The exercise | Lines containing the string "Singapore" are to be counted; report the total by itself.

━━━

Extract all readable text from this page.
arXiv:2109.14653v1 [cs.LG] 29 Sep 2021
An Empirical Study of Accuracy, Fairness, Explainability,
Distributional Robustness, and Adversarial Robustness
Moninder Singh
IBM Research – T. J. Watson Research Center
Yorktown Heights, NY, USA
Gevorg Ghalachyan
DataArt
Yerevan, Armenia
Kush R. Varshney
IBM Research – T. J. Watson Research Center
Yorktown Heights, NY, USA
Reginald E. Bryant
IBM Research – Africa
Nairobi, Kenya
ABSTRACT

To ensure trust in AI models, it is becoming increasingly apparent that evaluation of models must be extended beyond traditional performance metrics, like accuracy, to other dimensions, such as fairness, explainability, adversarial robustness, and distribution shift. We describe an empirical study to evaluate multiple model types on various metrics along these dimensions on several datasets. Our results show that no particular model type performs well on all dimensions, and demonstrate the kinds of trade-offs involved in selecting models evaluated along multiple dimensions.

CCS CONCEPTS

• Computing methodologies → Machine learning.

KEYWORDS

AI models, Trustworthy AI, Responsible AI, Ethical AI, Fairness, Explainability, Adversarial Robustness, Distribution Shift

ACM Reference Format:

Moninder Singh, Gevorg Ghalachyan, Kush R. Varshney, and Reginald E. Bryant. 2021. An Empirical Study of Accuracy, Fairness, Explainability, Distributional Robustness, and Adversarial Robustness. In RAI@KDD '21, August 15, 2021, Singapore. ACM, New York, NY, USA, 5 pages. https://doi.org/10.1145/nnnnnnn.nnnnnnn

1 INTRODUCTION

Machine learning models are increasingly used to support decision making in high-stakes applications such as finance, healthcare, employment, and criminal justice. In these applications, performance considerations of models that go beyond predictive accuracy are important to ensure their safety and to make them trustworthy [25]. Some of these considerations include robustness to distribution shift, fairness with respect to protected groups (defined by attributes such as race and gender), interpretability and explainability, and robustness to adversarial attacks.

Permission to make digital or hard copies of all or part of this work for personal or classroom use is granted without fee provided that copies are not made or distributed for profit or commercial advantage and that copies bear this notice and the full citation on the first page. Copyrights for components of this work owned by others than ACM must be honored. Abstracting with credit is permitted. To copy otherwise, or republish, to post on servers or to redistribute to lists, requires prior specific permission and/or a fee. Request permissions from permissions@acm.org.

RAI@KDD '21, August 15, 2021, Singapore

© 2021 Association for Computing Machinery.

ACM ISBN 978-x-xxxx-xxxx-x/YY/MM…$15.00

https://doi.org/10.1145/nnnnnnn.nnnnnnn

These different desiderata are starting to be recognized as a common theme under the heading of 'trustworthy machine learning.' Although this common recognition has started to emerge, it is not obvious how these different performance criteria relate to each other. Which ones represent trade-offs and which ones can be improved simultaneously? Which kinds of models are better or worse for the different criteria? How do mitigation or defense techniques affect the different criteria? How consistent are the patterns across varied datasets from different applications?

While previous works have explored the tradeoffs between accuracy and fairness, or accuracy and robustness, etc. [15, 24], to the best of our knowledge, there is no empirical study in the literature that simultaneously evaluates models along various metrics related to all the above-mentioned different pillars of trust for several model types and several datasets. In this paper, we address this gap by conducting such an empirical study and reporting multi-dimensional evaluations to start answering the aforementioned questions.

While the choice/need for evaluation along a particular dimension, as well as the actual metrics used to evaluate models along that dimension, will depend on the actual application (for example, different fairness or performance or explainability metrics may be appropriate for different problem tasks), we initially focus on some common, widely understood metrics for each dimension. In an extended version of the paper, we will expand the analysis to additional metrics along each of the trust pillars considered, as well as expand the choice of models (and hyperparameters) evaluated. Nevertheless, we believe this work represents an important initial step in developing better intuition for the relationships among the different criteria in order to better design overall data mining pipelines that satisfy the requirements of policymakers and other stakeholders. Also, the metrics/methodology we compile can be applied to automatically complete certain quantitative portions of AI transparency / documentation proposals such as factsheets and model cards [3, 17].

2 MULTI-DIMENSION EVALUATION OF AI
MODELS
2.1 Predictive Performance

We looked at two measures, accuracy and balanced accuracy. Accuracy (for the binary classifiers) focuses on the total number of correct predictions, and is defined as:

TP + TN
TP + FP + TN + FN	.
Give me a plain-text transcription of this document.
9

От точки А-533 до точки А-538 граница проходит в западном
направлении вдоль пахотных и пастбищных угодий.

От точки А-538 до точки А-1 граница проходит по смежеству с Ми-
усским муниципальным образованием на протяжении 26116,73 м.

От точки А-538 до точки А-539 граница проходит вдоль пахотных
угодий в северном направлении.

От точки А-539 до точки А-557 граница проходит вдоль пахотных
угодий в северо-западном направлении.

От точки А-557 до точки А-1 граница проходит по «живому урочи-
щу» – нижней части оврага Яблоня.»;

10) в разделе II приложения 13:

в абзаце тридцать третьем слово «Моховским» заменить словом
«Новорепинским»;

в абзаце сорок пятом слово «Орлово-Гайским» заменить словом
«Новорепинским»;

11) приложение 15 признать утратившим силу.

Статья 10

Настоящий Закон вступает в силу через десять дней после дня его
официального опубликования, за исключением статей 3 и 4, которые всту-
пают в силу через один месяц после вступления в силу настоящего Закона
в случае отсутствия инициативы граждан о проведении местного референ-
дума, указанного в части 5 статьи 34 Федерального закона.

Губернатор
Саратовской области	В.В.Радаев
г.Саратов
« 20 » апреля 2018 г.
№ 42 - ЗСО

━━━

Exercise answer | 2